Data items:
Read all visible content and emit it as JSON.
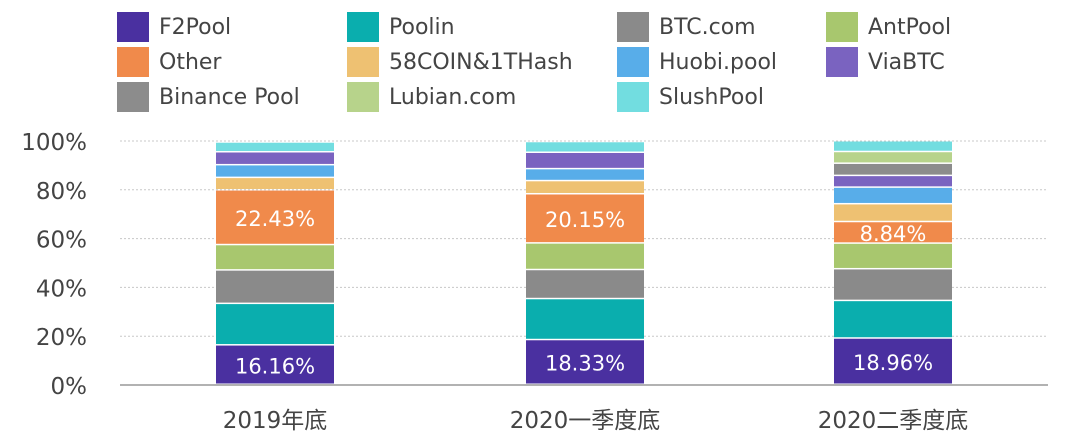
{
  "chart_data": {
    "type": "bar",
    "stacked": true,
    "categories": [
      "2019年底",
      "2020一季度底",
      "2020二季度底"
    ],
    "ylim": [
      0,
      100
    ],
    "yticks": [
      "0%",
      "20%",
      "40%",
      "60%",
      "80%",
      "100%"
    ],
    "legend_position": "top",
    "series": [
      {
        "name": "F2Pool",
        "color": "#4a30a0",
        "values": [
          16.16,
          18.33,
          18.96
        ],
        "labels": [
          "16.16%",
          "18.33%",
          "18.96%"
        ]
      },
      {
        "name": "Poolin",
        "color": "#0aaeae",
        "values": [
          17.0,
          16.8,
          15.4
        ]
      },
      {
        "name": "BTC.com",
        "color": "#8a8a8a",
        "values": [
          13.7,
          11.9,
          13.0
        ]
      },
      {
        "name": "AntPool",
        "color": "#a8c76e",
        "values": [
          10.4,
          10.9,
          10.5
        ]
      },
      {
        "name": "Other",
        "color": "#f08a4b",
        "values": [
          22.43,
          20.15,
          8.84
        ],
        "labels": [
          "22.43%",
          "20.15%",
          "8.84%"
        ]
      },
      {
        "name": "58COIN&1THash",
        "color": "#eec172",
        "values": [
          5.1,
          5.4,
          7.3
        ]
      },
      {
        "name": "Huobi.pool",
        "color": "#58ade9",
        "values": [
          5.2,
          4.9,
          6.8
        ]
      },
      {
        "name": "ViaBTC",
        "color": "#7a63c0",
        "values": [
          5.3,
          6.7,
          4.8
        ]
      },
      {
        "name": "Binance Pool",
        "color": "#8c8c8c",
        "values": [
          0,
          0,
          5.0
        ]
      },
      {
        "name": "Lubian.com",
        "color": "#b7d38b",
        "values": [
          0,
          0,
          4.8
        ]
      },
      {
        "name": "SlushPool",
        "color": "#72dde0",
        "values": [
          4.0,
          4.4,
          4.4
        ]
      }
    ],
    "legend_order": [
      "F2Pool",
      "Poolin",
      "BTC.com",
      "AntPool",
      "Other",
      "58COIN&1THash",
      "Huobi.pool",
      "ViaBTC",
      "Binance Pool",
      "Lubian.com",
      "SlushPool"
    ]
  }
}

JOB –
Apart from the pictures, the entries above are to be repeated in full and exactly.

WRITTEN ANSWER –
Read all visible content and emit it as JSON.
{
  "chart_data": {
    "type": "bar",
    "stacked": true,
    "categories": [
      "2019年底",
      "2020一季度底",
      "2020二季度底"
    ],
    "ylim": [
      0,
      100
    ],
    "yticks": [
      "0%",
      "20%",
      "40%",
      "60%",
      "80%",
      "100%"
    ],
    "legend_position": "top",
    "series": [
      {
        "name": "F2Pool",
        "color": "#4a30a0",
        "values": [
          16.16,
          18.33,
          18.96
        ],
        "labels": [
          "16.16%",
          "18.33%",
          "18.96%"
        ]
      },
      {
        "name": "Poolin",
        "color": "#0aaeae",
        "values": [
          17.0,
          16.8,
          15.4
        ]
      },
      {
        "name": "BTC.com",
        "color": "#8a8a8a",
        "values": [
          13.7,
          11.9,
          13.0
        ]
      },
      {
        "name": "AntPool",
        "color": "#a8c76e",
        "values": [
          10.4,
          10.9,
          10.5
        ]
      },
      {
        "name": "Other",
        "color": "#f08a4b",
        "values": [
          22.43,
          20.15,
          8.84
        ],
        "labels": [
          "22.43%",
          "20.15%",
          "8.84%"
        ]
      },
      {
        "name": "58COIN&1THash",
        "color": "#eec172",
        "values": [
          5.1,
          5.4,
          7.3
        ]
      },
      {
        "name": "Huobi.pool",
        "color": "#58ade9",
        "values": [
          5.2,
          4.9,
          6.8
        ]
      },
      {
        "name": "ViaBTC",
        "color": "#7a63c0",
        "values": [
          5.3,
          6.7,
          4.8
        ]
      },
      {
        "name": "Binance Pool",
        "color": "#8c8c8c",
        "values": [
          0,
          0,
          5.0
        ]
      },
      {
        "name": "Lubian.com",
        "color": "#b7d38b",
        "values": [
          0,
          0,
          4.8
        ]
      },
      {
        "name": "SlushPool",
        "color": "#72dde0",
        "values": [
          4.0,
          4.4,
          4.4
        ]
      }
    ],
    "legend_order": [
      "F2Pool",
      "Poolin",
      "BTC.com",
      "AntPool",
      "Other",
      "58COIN&1THash",
      "Huobi.pool",
      "ViaBTC",
      "Binance Pool",
      "Lubian.com",
      "SlushPool"
    ]
  }
}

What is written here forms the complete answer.